# start of Listing
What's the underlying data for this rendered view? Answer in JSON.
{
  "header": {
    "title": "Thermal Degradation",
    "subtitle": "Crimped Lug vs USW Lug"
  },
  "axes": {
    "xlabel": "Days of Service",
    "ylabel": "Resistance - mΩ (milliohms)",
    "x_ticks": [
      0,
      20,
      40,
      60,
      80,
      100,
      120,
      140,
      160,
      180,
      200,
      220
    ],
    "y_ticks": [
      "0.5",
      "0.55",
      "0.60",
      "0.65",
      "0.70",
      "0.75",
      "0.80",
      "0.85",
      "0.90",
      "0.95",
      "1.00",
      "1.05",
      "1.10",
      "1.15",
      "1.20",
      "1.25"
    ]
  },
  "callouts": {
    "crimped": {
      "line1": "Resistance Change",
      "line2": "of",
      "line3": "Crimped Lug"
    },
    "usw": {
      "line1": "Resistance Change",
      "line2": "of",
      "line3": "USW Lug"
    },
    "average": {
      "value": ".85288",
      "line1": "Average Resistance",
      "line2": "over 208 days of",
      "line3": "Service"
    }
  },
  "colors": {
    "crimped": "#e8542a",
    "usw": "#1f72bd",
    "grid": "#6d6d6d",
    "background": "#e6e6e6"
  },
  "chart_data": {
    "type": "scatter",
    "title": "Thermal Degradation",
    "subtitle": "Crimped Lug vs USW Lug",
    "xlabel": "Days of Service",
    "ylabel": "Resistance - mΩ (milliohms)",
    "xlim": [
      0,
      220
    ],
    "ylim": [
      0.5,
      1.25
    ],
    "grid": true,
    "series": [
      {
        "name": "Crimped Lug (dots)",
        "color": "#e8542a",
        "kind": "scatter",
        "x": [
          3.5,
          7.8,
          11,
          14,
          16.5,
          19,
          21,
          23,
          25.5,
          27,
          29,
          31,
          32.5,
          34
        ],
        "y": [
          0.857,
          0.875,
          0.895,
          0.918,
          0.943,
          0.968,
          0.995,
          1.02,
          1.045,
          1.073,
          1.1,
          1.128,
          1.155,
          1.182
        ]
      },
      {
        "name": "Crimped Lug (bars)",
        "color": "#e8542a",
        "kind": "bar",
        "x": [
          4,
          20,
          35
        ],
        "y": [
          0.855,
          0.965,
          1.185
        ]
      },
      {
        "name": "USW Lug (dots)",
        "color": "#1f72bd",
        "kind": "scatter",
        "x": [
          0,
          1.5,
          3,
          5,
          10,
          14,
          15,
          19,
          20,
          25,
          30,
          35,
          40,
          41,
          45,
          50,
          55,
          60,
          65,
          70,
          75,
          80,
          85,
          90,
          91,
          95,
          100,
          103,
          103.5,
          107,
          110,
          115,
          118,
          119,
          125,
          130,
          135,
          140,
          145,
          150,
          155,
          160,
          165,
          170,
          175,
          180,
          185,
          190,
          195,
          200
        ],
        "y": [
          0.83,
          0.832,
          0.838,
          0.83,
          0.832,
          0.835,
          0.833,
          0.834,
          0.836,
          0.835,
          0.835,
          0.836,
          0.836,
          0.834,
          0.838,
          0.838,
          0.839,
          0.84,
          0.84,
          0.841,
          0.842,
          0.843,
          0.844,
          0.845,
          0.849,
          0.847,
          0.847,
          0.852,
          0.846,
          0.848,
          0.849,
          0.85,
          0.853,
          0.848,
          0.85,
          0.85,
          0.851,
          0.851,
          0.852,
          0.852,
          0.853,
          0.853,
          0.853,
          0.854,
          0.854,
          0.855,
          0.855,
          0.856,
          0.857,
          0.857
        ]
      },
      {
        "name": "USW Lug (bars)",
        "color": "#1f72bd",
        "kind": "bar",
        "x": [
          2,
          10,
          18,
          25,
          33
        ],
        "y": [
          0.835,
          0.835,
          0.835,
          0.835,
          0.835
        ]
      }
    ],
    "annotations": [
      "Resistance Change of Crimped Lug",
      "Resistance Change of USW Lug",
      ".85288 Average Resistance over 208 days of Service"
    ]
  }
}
# end of Listing
Aim of the task: Could you transcribe the records in full, exactly?

Answer to the task:
What's the underlying data for this rendered view? Answer in JSON.
{
  "header": {
    "title": "Thermal Degradation",
    "subtitle": "Crimped Lug vs USW Lug"
  },
  "axes": {
    "xlabel": "Days of Service",
    "ylabel": "Resistance - mΩ (milliohms)",
    "x_ticks": [
      0,
      20,
      40,
      60,
      80,
      100,
      120,
      140,
      160,
      180,
      200,
      220
    ],
    "y_ticks": [
      "0.5",
      "0.55",
      "0.60",
      "0.65",
      "0.70",
      "0.75",
      "0.80",
      "0.85",
      "0.90",
      "0.95",
      "1.00",
      "1.05",
      "1.10",
      "1.15",
      "1.20",
      "1.25"
    ]
  },
  "callouts": {
    "crimped": {
      "line1": "Resistance Change",
      "line2": "of",
      "line3": "Crimped Lug"
    },
    "usw": {
      "line1": "Resistance Change",
      "line2": "of",
      "line3": "USW Lug"
    },
    "average": {
      "value": ".85288",
      "line1": "Average Resistance",
      "line2": "over 208 days of",
      "line3": "Service"
    }
  },
  "colors": {
    "crimped": "#e8542a",
    "usw": "#1f72bd",
    "grid": "#6d6d6d",
    "background": "#e6e6e6"
  },
  "chart_data": {
    "type": "scatter",
    "title": "Thermal Degradation",
    "subtitle": "Crimped Lug vs USW Lug",
    "xlabel": "Days of Service",
    "ylabel": "Resistance - mΩ (milliohms)",
    "xlim": [
      0,
      220
    ],
    "ylim": [
      0.5,
      1.25
    ],
    "grid": true,
    "series": [
      {
        "name": "Crimped Lug (dots)",
        "color": "#e8542a",
        "kind": "scatter",
        "x": [
          3.5,
          7.8,
          11,
          14,
          16.5,
          19,
          21,
          23,
          25.5,
          27,
          29,
          31,
          32.5,
          34
        ],
        "y": [
          0.857,
          0.875,
          0.895,
          0.918,
          0.943,
          0.968,
          0.995,
          1.02,
          1.045,
          1.073,
          1.1,
          1.128,
          1.155,
          1.182
        ]
      },
      {
        "name": "Crimped Lug (bars)",
        "color": "#e8542a",
        "kind": "bar",
        "x": [
          4,
          20,
          35
        ],
        "y": [
          0.855,
          0.965,
          1.185
        ]
      },
      {
        "name": "USW Lug (dots)",
        "color": "#1f72bd",
        "kind": "scatter",
        "x": [
          0,
          1.5,
          3,
          5,
          10,
          14,
          15,
          19,
          20,
          25,
          30,
          35,
          40,
          41,
          45,
          50,
          55,
          60,
          65,
          70,
          75,
          80,
          85,
          90,
          91,
          95,
          100,
          103,
          103.5,
          107,
          110,
          115,
          118,
          119,
          125,
          130,
          135,
          140,
          145,
          150,
          155,
          160,
          165,
          170,
          175,
          180,
          185,
          190,
          195,
          200
        ],
        "y": [
          0.83,
          0.832,
          0.838,
          0.83,
          0.832,
          0.835,
          0.833,
          0.834,
          0.836,
          0.835,
          0.835,
          0.836,
          0.836,
          0.834,
          0.838,
          0.838,
          0.839,
          0.84,
          0.84,
          0.841,
          0.842,
          0.843,
          0.844,
          0.845,
          0.849,
          0.847,
          0.847,
          0.852,
          0.846,
          0.848,
          0.849,
          0.85,
          0.853,
          0.848,
          0.85,
          0.85,
          0.851,
          0.851,
          0.852,
          0.852,
          0.853,
          0.853,
          0.853,
          0.854,
          0.854,
          0.855,
          0.855,
          0.856,
          0.857,
          0.857
        ]
      },
      {
        "name": "USW Lug (bars)",
        "color": "#1f72bd",
        "kind": "bar",
        "x": [
          2,
          10,
          18,
          25,
          33
        ],
        "y": [
          0.835,
          0.835,
          0.835,
          0.835,
          0.835
        ]
      }
    ],
    "annotations": [
      "Resistance Change of Crimped Lug",
      "Resistance Change of USW Lug",
      ".85288 Average Resistance over 208 days of Service"
    ]
  }
}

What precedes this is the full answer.